TASK STATEMENT:
Reproduce the data in its entirety, exactly as supplied.

LISTED ENTRIES:
——

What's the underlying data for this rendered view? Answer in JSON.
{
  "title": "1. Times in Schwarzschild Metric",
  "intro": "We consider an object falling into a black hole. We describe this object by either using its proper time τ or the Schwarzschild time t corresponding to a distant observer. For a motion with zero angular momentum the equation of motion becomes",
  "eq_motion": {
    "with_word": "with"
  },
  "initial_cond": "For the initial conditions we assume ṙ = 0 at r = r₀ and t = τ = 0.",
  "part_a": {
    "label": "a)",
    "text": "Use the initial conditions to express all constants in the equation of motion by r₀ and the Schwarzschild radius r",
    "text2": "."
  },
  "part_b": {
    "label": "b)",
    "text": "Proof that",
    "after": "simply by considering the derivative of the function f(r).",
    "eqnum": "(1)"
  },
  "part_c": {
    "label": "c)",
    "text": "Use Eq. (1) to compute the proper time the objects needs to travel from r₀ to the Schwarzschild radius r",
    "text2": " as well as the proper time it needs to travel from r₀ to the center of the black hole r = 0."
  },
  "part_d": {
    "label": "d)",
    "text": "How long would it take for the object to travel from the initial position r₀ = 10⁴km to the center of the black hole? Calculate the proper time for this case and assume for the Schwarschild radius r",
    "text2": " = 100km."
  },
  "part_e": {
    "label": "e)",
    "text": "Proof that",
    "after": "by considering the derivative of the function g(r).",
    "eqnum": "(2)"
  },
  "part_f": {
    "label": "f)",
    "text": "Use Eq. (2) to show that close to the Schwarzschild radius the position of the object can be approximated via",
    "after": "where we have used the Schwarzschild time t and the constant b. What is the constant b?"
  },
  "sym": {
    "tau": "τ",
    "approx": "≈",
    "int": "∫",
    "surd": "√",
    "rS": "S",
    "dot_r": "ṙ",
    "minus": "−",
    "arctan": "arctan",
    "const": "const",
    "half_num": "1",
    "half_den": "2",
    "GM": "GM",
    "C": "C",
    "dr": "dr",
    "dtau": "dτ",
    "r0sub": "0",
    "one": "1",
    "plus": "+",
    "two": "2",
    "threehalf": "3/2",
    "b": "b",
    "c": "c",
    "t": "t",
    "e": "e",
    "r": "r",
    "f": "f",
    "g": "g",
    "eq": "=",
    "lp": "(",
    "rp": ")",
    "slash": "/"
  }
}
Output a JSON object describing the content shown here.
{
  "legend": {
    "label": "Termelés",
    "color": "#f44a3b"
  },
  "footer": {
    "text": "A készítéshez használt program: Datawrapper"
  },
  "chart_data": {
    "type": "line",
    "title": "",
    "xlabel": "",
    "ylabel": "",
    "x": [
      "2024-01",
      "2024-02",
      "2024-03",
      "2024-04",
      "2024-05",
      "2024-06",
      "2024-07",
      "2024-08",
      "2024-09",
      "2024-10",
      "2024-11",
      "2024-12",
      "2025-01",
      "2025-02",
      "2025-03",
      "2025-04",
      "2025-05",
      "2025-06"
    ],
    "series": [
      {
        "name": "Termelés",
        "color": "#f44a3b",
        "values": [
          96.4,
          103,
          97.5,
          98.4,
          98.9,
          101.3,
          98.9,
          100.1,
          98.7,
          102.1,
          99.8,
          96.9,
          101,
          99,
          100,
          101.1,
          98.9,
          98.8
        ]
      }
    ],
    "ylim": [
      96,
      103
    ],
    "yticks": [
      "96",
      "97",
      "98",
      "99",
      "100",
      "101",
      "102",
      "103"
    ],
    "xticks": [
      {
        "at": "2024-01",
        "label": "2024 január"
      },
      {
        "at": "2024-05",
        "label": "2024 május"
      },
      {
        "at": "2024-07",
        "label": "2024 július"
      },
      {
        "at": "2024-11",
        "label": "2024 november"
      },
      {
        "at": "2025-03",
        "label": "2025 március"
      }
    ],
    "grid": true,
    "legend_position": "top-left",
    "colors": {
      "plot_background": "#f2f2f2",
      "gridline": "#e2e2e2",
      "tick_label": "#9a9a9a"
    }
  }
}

——

EXERCISE RESULT:
What's the underlying data for this rendered view? Answer in JSON.
{
  "title": "1. Times in Schwarzschild Metric",
  "intro": "We consider an object falling into a black hole. We describe this object by either using its proper time τ or the Schwarzschild time t corresponding to a distant observer. For a motion with zero angular momentum the equation of motion becomes",
  "eq_motion": {
    "with_word": "with"
  },
  "initial_cond": "For the initial conditions we assume ṙ = 0 at r = r₀ and t = τ = 0.",
  "part_a": {
    "label": "a)",
    "text": "Use the initial conditions to express all constants in the equation of motion by r₀ and the Schwarzschild radius r",
    "text2": "."
  },
  "part_b": {
    "label": "b)",
    "text": "Proof that",
    "after": "simply by considering the derivative of the function f(r).",
    "eqnum": "(1)"
  },
  "part_c": {
    "label": "c)",
    "text": "Use Eq. (1) to compute the proper time the objects needs to travel from r₀ to the Schwarzschild radius r",
    "text2": " as well as the proper time it needs to travel from r₀ to the center of the black hole r = 0."
  },
  "part_d": {
    "label": "d)",
    "text": "How long would it take for the object to travel from the initial position r₀ = 10⁴km to the center of the black hole? Calculate the proper time for this case and assume for the Schwarschild radius r",
    "text2": " = 100km."
  },
  "part_e": {
    "label": "e)",
    "text": "Proof that",
    "after": "by considering the derivative of the function g(r).",
    "eqnum": "(2)"
  },
  "part_f": {
    "label": "f)",
    "text": "Use Eq. (2) to show that close to the Schwarzschild radius the position of the object can be approximated via",
    "after": "where we have used the Schwarzschild time t and the constant b. What is the constant b?"
  },
  "sym": {
    "tau": "τ",
    "approx": "≈",
    "int": "∫",
    "surd": "√",
    "rS": "S",
    "dot_r": "ṙ",
    "minus": "−",
    "arctan": "arctan",
    "const": "const",
    "half_num": "1",
    "half_den": "2",
    "GM": "GM",
    "C": "C",
    "dr": "dr",
    "dtau": "dτ",
    "r0sub": "0",
    "one": "1",
    "plus": "+",
    "two": "2",
    "threehalf": "3/2",
    "b": "b",
    "c": "c",
    "t": "t",
    "e": "e",
    "r": "r",
    "f": "f",
    "g": "g",
    "eq": "=",
    "lp": "(",
    "rp": ")",
    "slash": "/"
  }
}
Output a JSON object describing the content shown here.
{
  "legend": {
    "label": "Termelés",
    "color": "#f44a3b"
  },
  "footer": {
    "text": "A készítéshez használt program: Datawrapper"
  },
  "chart_data": {
    "type": "line",
    "title": "",
    "xlabel": "",
    "ylabel": "",
    "x": [
      "2024-01",
      "2024-02",
      "2024-03",
      "2024-04",
      "2024-05",
      "2024-06",
      "2024-07",
      "2024-08",
      "2024-09",
      "2024-10",
      "2024-11",
      "2024-12",
      "2025-01",
      "2025-02",
      "2025-03",
      "2025-04",
      "2025-05",
      "2025-06"
    ],
    "series": [
      {
        "name": "Termelés",
        "color": "#f44a3b",
        "values": [
          96.4,
          103,
          97.5,
          98.4,
          98.9,
          101.3,
          98.9,
          100.1,
          98.7,
          102.1,
          99.8,
          96.9,
          101,
          99,
          100,
          101.1,
          98.9,
          98.8
        ]
      }
    ],
    "ylim": [
      96,
      103
    ],
    "yticks": [
      "96",
      "97",
      "98",
      "99",
      "100",
      "101",
      "102",
      "103"
    ],
    "xticks": [
      {
        "at": "2024-01",
        "label": "2024 január"
      },
      {
        "at": "2024-05",
        "label": "2024 május"
      },
      {
        "at": "2024-07",
        "label": "2024 július"
      },
      {
        "at": "2024-11",
        "label": "2024 november"
      },
      {
        "at": "2025-03",
        "label": "2025 március"
      }
    ],
    "grid": true,
    "legend_position": "top-left",
    "colors": {
      "plot_background": "#f2f2f2",
      "gridline": "#e2e2e2",
      "tick_label": "#9a9a9a"
    }
  }
}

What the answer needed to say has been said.